_Task to carry out_
Gather the lines from the material that contain "bostadsrätter".

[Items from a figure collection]
•••••

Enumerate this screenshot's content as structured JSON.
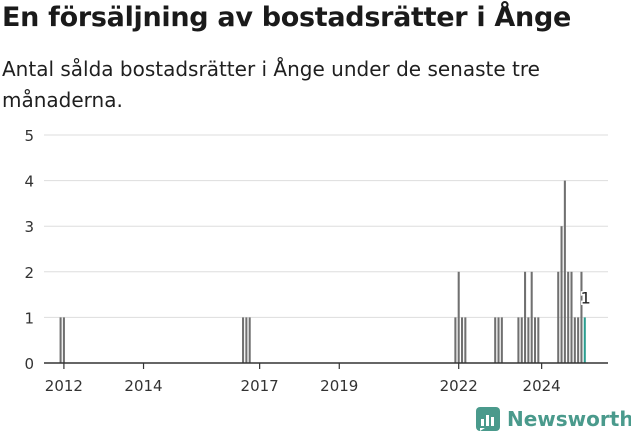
{
  "header": {
    "title": "En försäljning av bostadsrätter i Ånge",
    "subtitle": "Antal sålda bostadsrätter i Ånge under de senaste tre månaderna."
  },
  "brand": {
    "name": "Newsworthy",
    "icon": "newsworthy-logo-icon",
    "color": "#4a9a8c"
  },
  "colors": {
    "bar": "#707070",
    "highlight": "#2a9d8f",
    "grid": "#dddddd",
    "axis": "#333333"
  },
  "chart_data": {
    "type": "bar",
    "x_unit": "month",
    "xlim": [
      "2011-07",
      "2025-09"
    ],
    "ylim": [
      0,
      5
    ],
    "yticks": [
      0,
      1,
      2,
      3,
      4,
      5
    ],
    "xticks": [
      "2012",
      "2014",
      "2017",
      "2019",
      "2022",
      "2024"
    ],
    "xtick_positions": [
      "2012-01",
      "2014-01",
      "2016-12",
      "2018-12",
      "2021-12",
      "2024-01"
    ],
    "highlight_label": "1",
    "grid": "horizontal",
    "series": [
      {
        "values": [
          {
            "x": "2011-12",
            "y": 1
          },
          {
            "x": "2012-01",
            "y": 1
          },
          {
            "x": "2016-07",
            "y": 1
          },
          {
            "x": "2016-08",
            "y": 1
          },
          {
            "x": "2016-09",
            "y": 1
          },
          {
            "x": "2021-11",
            "y": 1
          },
          {
            "x": "2021-12",
            "y": 2
          },
          {
            "x": "2022-01",
            "y": 1
          },
          {
            "x": "2022-02",
            "y": 1
          },
          {
            "x": "2022-11",
            "y": 1
          },
          {
            "x": "2022-12",
            "y": 1
          },
          {
            "x": "2023-01",
            "y": 1
          },
          {
            "x": "2023-06",
            "y": 1
          },
          {
            "x": "2023-07",
            "y": 1
          },
          {
            "x": "2023-08",
            "y": 2
          },
          {
            "x": "2023-09",
            "y": 1
          },
          {
            "x": "2023-10",
            "y": 2
          },
          {
            "x": "2023-11",
            "y": 1
          },
          {
            "x": "2023-12",
            "y": 1
          },
          {
            "x": "2024-06",
            "y": 2
          },
          {
            "x": "2024-07",
            "y": 3
          },
          {
            "x": "2024-08",
            "y": 4
          },
          {
            "x": "2024-09",
            "y": 2
          },
          {
            "x": "2024-10",
            "y": 2
          },
          {
            "x": "2024-11",
            "y": 1
          },
          {
            "x": "2024-12",
            "y": 1
          },
          {
            "x": "2025-01",
            "y": 2
          },
          {
            "x": "2025-02",
            "y": 1,
            "highlight": true
          }
        ]
      }
    ]
  }
}
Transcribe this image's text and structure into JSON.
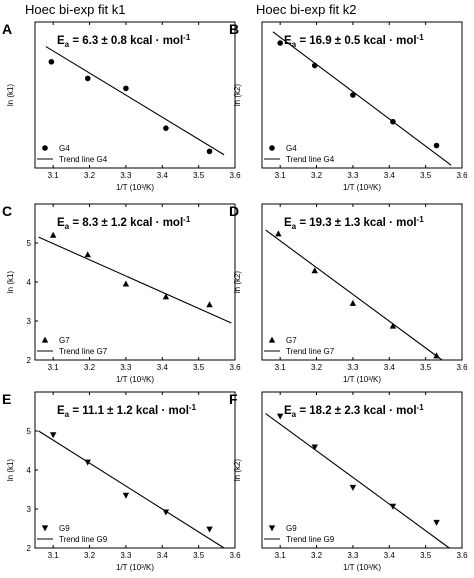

•••••

_Finished answer_
    "title": "En försäljning av bostadsrätter i Ånge",
    "subtitle": "Antal sålda bostadsrätter i Ånge under de senaste tre månaderna."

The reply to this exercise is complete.